►
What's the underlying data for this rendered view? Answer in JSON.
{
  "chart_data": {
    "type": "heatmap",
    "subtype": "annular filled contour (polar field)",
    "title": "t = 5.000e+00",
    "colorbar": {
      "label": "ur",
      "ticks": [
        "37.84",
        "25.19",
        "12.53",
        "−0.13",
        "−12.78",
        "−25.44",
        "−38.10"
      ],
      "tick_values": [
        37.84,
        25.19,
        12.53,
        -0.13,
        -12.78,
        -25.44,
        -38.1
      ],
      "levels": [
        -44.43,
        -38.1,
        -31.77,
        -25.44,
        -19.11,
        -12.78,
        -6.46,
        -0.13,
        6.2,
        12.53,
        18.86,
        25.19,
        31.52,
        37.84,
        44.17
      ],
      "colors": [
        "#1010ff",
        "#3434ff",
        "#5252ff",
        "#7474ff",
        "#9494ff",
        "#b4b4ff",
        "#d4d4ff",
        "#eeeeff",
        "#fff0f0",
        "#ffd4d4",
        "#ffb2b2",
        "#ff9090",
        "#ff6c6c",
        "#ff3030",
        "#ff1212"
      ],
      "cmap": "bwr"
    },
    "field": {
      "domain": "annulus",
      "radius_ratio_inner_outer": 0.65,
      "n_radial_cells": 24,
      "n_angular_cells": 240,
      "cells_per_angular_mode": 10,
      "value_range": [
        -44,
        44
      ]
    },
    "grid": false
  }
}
◄
### Work to be completed:
Repeat the data exactly. Leave nothing out.

### Response to this exercise:
What's the underlying data for this rendered view? Answer in JSON.
{
  "chart_data": {
    "type": "heatmap",
    "subtype": "annular filled contour (polar field)",
    "title": "t = 5.000e+00",
    "colorbar": {
      "label": "ur",
      "ticks": [
        "37.84",
        "25.19",
        "12.53",
        "−0.13",
        "−12.78",
        "−25.44",
        "−38.10"
      ],
      "tick_values": [
        37.84,
        25.19,
        12.53,
        -0.13,
        -12.78,
        -25.44,
        -38.1
      ],
      "levels": [
        -44.43,
        -38.1,
        -31.77,
        -25.44,
        -19.11,
        -12.78,
        -6.46,
        -0.13,
        6.2,
        12.53,
        18.86,
        25.19,
        31.52,
        37.84,
        44.17
      ],
      "colors": [
        "#1010ff",
        "#3434ff",
        "#5252ff",
        "#7474ff",
        "#9494ff",
        "#b4b4ff",
        "#d4d4ff",
        "#eeeeff",
        "#fff0f0",
        "#ffd4d4",
        "#ffb2b2",
        "#ff9090",
        "#ff6c6c",
        "#ff3030",
        "#ff1212"
      ],
      "cmap": "bwr"
    },
    "field": {
      "domain": "annulus",
      "radius_ratio_inner_outer": 0.65,
      "n_radial_cells": 24,
      "n_angular_cells": 240,
      "cells_per_angular_mode": 10,
      "value_range": [
        -44,
        44
      ]
    },
    "grid": false
  }
}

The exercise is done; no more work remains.